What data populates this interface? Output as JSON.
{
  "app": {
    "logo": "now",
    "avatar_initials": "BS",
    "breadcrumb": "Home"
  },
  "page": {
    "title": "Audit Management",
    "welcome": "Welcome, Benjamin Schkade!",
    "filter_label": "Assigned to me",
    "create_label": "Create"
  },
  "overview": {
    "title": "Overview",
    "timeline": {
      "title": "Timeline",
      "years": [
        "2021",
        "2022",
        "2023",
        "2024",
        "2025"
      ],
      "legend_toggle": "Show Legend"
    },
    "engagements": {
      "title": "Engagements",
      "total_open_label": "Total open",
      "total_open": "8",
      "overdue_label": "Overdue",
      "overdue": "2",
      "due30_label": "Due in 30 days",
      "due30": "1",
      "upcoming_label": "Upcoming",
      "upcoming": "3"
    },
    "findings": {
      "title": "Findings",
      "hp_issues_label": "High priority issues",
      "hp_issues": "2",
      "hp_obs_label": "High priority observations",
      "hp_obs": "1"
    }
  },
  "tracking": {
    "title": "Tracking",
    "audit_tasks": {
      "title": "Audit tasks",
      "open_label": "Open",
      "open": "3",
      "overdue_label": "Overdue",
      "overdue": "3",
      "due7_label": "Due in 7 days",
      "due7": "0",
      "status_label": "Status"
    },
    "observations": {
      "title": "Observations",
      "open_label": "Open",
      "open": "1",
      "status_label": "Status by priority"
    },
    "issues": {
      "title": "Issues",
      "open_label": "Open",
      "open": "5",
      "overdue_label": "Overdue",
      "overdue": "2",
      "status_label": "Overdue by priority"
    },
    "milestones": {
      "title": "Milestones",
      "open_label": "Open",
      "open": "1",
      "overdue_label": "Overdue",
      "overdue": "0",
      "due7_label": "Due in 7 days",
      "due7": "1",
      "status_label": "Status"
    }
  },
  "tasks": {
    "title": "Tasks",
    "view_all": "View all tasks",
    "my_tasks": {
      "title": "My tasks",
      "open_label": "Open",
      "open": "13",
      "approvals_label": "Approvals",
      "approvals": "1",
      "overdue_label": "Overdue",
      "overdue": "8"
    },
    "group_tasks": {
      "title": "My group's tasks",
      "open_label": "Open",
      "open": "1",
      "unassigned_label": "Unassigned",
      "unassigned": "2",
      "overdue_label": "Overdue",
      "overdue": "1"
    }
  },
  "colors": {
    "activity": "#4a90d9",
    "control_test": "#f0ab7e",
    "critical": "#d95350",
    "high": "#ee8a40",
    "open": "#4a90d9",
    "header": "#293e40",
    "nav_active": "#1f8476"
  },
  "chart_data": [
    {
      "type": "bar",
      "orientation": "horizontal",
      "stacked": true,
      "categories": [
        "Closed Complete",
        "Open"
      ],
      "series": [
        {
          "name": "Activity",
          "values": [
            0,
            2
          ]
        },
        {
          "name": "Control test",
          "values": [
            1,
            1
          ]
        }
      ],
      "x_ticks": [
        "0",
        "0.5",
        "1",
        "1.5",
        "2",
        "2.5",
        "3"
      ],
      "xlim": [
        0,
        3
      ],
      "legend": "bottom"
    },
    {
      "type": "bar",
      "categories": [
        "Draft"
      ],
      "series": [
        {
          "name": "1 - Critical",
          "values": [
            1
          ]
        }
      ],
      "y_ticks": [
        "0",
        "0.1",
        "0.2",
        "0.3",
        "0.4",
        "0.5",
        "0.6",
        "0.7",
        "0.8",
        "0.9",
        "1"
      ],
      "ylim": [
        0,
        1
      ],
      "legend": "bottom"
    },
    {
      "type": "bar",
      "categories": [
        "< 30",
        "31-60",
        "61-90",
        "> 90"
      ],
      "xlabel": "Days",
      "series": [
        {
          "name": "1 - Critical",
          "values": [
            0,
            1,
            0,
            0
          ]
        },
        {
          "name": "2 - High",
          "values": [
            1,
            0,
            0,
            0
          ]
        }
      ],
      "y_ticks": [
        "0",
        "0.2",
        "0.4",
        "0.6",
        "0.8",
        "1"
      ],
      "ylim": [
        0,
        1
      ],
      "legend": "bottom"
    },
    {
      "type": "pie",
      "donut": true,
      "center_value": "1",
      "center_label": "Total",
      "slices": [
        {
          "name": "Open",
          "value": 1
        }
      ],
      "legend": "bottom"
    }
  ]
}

* * *

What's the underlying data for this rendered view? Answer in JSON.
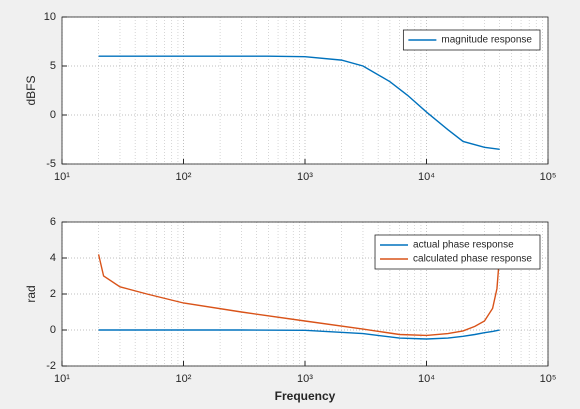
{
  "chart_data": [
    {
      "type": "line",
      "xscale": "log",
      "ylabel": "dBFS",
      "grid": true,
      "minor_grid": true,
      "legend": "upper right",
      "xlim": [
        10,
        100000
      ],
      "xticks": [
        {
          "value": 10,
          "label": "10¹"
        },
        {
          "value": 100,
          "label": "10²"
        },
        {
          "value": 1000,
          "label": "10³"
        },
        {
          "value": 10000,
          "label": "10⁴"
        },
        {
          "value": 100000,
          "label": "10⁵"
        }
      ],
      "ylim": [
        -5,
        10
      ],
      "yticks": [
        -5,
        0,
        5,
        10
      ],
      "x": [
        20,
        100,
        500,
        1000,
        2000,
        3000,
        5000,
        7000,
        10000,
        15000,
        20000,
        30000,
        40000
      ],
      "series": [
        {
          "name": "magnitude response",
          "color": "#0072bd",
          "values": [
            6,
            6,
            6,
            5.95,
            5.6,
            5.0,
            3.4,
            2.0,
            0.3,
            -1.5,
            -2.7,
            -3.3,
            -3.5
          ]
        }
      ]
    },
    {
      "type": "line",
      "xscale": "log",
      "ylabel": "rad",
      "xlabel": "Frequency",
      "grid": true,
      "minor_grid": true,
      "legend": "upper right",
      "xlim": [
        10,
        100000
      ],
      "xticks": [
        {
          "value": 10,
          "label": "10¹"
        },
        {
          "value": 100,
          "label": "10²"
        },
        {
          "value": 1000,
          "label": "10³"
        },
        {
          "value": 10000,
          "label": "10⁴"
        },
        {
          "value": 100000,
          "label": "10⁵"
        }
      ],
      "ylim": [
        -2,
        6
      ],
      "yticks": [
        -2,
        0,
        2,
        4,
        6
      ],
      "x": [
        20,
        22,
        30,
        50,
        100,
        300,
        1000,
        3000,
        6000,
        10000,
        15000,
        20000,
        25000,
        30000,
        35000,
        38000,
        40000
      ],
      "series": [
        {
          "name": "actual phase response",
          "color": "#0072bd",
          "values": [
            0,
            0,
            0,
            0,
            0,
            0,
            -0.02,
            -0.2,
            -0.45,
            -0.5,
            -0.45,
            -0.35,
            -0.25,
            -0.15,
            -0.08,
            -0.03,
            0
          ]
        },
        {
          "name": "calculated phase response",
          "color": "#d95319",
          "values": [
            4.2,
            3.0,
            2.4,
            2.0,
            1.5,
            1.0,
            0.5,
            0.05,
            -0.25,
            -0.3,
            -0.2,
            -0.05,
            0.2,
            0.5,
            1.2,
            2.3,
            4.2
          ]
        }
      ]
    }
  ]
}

■ **INSTRUCTIONS TO FOLLOW**:
Scan the entries above. Copy each line that has the string "this".

■ **RESULT**:
What data populates this interface? Output as JSON.
What's the underlying data for this rendered view? Answer in JSON.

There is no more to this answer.